**** Data section ****

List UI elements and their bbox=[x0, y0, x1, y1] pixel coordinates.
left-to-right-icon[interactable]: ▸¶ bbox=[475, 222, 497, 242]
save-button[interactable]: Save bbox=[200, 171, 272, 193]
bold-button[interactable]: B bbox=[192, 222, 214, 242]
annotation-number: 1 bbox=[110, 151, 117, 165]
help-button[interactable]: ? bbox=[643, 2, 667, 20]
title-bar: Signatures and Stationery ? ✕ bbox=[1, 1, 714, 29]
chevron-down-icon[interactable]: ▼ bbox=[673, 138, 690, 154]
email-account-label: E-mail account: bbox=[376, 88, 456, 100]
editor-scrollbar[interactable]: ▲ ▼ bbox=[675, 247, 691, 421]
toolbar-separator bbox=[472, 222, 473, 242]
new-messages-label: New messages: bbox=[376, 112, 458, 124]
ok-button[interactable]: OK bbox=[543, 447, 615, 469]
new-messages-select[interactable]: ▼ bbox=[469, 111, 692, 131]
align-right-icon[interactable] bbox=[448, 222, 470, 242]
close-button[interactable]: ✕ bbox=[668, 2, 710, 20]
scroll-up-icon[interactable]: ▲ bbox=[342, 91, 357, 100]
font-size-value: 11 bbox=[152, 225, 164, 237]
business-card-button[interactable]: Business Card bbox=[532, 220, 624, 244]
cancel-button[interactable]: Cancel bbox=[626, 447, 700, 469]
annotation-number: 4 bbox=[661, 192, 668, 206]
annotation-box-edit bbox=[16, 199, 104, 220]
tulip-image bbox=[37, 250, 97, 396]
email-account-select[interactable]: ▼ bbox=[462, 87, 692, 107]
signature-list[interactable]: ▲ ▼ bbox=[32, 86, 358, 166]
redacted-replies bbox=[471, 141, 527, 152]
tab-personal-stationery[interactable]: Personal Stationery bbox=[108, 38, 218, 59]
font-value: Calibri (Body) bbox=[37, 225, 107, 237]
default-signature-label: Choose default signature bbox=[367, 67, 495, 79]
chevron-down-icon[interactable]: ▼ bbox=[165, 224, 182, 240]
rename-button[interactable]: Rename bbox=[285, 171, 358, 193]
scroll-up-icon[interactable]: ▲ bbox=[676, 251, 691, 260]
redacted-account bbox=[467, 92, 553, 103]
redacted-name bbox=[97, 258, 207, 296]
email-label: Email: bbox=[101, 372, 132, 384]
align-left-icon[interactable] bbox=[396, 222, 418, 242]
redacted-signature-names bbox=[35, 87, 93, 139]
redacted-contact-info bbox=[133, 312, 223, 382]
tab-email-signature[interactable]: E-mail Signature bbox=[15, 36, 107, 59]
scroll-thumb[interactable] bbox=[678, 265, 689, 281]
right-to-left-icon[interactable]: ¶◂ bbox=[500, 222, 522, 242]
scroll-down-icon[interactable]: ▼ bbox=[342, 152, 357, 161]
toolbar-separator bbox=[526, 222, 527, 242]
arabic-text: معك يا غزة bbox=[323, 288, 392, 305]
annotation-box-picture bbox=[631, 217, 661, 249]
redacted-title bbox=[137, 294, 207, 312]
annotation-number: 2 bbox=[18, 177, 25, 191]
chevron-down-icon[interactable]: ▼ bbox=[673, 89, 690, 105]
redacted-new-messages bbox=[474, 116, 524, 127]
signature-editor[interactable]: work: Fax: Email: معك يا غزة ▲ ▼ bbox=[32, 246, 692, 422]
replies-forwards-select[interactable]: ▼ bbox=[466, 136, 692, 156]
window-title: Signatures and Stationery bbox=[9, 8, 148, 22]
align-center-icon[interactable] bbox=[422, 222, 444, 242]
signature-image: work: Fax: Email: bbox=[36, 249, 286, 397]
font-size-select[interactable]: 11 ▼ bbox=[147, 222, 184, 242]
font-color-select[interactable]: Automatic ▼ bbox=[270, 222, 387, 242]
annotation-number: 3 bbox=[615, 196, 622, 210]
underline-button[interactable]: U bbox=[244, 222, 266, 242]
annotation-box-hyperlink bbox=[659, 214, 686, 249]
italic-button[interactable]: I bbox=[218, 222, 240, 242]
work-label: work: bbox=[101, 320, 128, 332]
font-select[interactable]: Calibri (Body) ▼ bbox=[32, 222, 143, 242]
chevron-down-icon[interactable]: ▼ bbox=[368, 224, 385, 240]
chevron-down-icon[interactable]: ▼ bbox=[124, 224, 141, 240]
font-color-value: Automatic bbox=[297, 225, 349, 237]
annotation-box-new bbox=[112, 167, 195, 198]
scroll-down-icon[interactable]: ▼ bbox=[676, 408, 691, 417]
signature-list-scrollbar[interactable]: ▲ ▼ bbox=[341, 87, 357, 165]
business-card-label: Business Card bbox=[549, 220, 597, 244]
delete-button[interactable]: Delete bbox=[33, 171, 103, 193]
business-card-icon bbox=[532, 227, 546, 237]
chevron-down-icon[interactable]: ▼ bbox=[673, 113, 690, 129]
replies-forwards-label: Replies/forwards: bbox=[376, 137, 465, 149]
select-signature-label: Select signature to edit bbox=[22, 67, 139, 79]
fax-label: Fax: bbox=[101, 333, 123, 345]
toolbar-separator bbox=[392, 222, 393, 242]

****

**Directions:**
Give all of the entries above as a Markdown table with the columns "No." and "Line", numbering the rows in order and leaving out blank lines.

**Complete response:**
| No. | Line |
|---|---|
| 1 | List UI elements and their bbox=[x0, y0, x1, y1] pixel coordinates. |
| 2 | left-to-right-icon[interactable]: ▸¶ bbox=[475, 222, 497, 242] |
| 3 | save-button[interactable]: Save bbox=[200, 171, 272, 193] |
| 4 | bold-button[interactable]: B bbox=[192, 222, 214, 242] |
| 5 | annotation-number: 1 bbox=[110, 151, 117, 165] |
| 6 | help-button[interactable]: ? bbox=[643, 2, 667, 20] |
| 7 | title-bar: Signatures and Stationery ? ✕ bbox=[1, 1, 714, 29] |
| 8 | chevron-down-icon[interactable]: ▼ bbox=[673, 138, 690, 154] |
| 9 | email-account-label: E-mail account: bbox=[376, 88, 456, 100] |
| 10 | editor-scrollbar[interactable]: ▲ ▼ bbox=[675, 247, 691, 421] |
| 11 | toolbar-separator bbox=[472, 222, 473, 242] |
| 12 | new-messages-label: New messages: bbox=[376, 112, 458, 124] |
| 13 | ok-button[interactable]: OK bbox=[543, 447, 615, 469] |
| 14 | new-messages-select[interactable]: ▼ bbox=[469, 111, 692, 131] |
| 15 | align-right-icon[interactable] bbox=[448, 222, 470, 242] |
| 16 | close-button[interactable]: ✕ bbox=[668, 2, 710, 20] |
| 17 | scroll-up-icon[interactable]: ▲ bbox=[342, 91, 357, 100] |
| 18 | font-size-value: 11 bbox=[152, 225, 164, 237] |
| 19 | business-card-button[interactable]: Business Card bbox=[532, 220, 624, 244] |
| 20 | cancel-button[interactable]: Cancel bbox=[626, 447, 700, 469] |
| 21 | annotation-number: 4 bbox=[661, 192, 668, 206] |
| 22 | annotation-box-edit bbox=[16, 199, 104, 220] |
| 23 | tulip-image bbox=[37, 250, 97, 396] |
| 24 | email-account-select[interactable]: ▼ bbox=[462, 87, 692, 107] |
| 25 | signature-list[interactable]: ▲ ▼ bbox=[32, 86, 358, 166] |
| 26 | redacted-replies bbox=[471, 141, 527, 152] |
| 27 | tab-personal-stationery[interactable]: Personal Stationery bbox=[108, 38, 218, 59] |
| 28 | font-value: Calibri (Body) bbox=[37, 225, 107, 237] |
| 29 | default-signature-label: Choose default signature bbox=[367, 67, 495, 79] |
| 30 | chevron-down-icon[interactable]: ▼ bbox=[165, 224, 182, 240] |
| 31 | rename-button[interactable]: Rename bbox=[285, 171, 358, 193] |
| 32 | scroll-up-icon[interactable]: ▲ bbox=[676, 251, 691, 260] |
| 33 | redacted-account bbox=[467, 92, 553, 103] |
| 34 | redacted-name bbox=[97, 258, 207, 296] |
| 35 | email-label: Email: bbox=[101, 372, 132, 384] |
| 36 | align-left-icon[interactable] bbox=[396, 222, 418, 242] |
| 37 | redacted-signature-names bbox=[35, 87, 93, 139] |
| 38 | redacted-contact-info bbox=[133, 312, 223, 382] |
| 39 | tab-email-signature[interactable]: E-mail Signature bbox=[15, 36, 107, 59] |
| 40 | scroll-thumb[interactable] bbox=[678, 265, 689, 281] |
| 41 | right-to-left-icon[interactable]: ¶◂ bbox=[500, 222, 522, 242] |
| 42 | scroll-down-icon[interactable]: ▼ bbox=[342, 152, 357, 161] |
| 43 | toolbar-separator bbox=[526, 222, 527, 242] |
| 44 | arabic-text: معك يا غزة bbox=[323, 288, 392, 305] |
| 45 | annotation-box-picture bbox=[631, 217, 661, 249] |
| 46 | redacted-title bbox=[137, 294, 207, 312] |
| 47 | annotation-number: 2 bbox=[18, 177, 25, 191] |
| 48 | chevron-down-icon[interactable]: ▼ bbox=[673, 89, 690, 105] |
| 49 | redacted-new-messages bbox=[474, 116, 524, 127] |
| 50 | signature-editor[interactable]: work: Fax: Email: معك يا غزة ▲ ▼ bbox=[32, 246, 692, 422] |
| 51 | replies-forwards-select[interactable]: ▼ bbox=[466, 136, 692, 156] |
| 52 | window-title: Signatures and Stationery bbox=[9, 8, 148, 22] |
| 53 | align-center-icon[interactable] bbox=[422, 222, 444, 242] |
| 54 | signature-image: work: Fax: Email: bbox=[36, 249, 286, 397] |
| 55 | font-size-select[interactable]: 11 ▼ bbox=[147, 222, 184, 242] |
| 56 | font-color-select[interactable]: Automatic ▼ bbox=[270, 222, 387, 242] |
| 57 | annotation-number: 3 bbox=[615, 196, 622, 210] |
| 58 | underline-button[interactable]: U bbox=[244, 222, 266, 242] |
| 59 | annotation-box-hyperlink bbox=[659, 214, 686, 249] |
| 60 | italic-button[interactable]: I bbox=[218, 222, 240, 242] |
| 61 | work-label: work: bbox=[101, 320, 128, 332] |
| 62 | font-select[interactable]: Calibri (Body) ▼ bbox=[32, 222, 143, 242] |
| 63 | chevron-down-icon[interactable]: ▼ bbox=[368, 224, 385, 240] |
| 64 | chevron-down-icon[interactable]: ▼ bbox=[124, 224, 141, 240] |
| 65 | font-color-value: Automatic bbox=[297, 225, 349, 237] |
| 66 | annotation-box-new bbox=[112, 167, 195, 198] |
| 67 | scroll-down-icon[interactable]: ▼ bbox=[676, 408, 691, 417] |
| 68 | signature-list-scrollbar[interactable]: ▲ ▼ bbox=[341, 87, 357, 165] |
| 69 | business-card-label: Business Card bbox=[549, 220, 597, 244] |
| 70 | delete-button[interactable]: Delete bbox=[33, 171, 103, 193] |
| 71 | business-card-icon bbox=[532, 227, 546, 237] |
| 72 | chevron-down-icon[interactable]: ▼ bbox=[673, 113, 690, 129] |
| 73 | replies-forwards-label: Replies/forwards: bbox=[376, 137, 465, 149] |
| 74 | select-signature-label: Select signature to edit bbox=[22, 67, 139, 79] |
| 75 | fax-label: Fax: bbox=[101, 333, 123, 345] |
| 76 | toolbar-separator bbox=[392, 222, 393, 242] |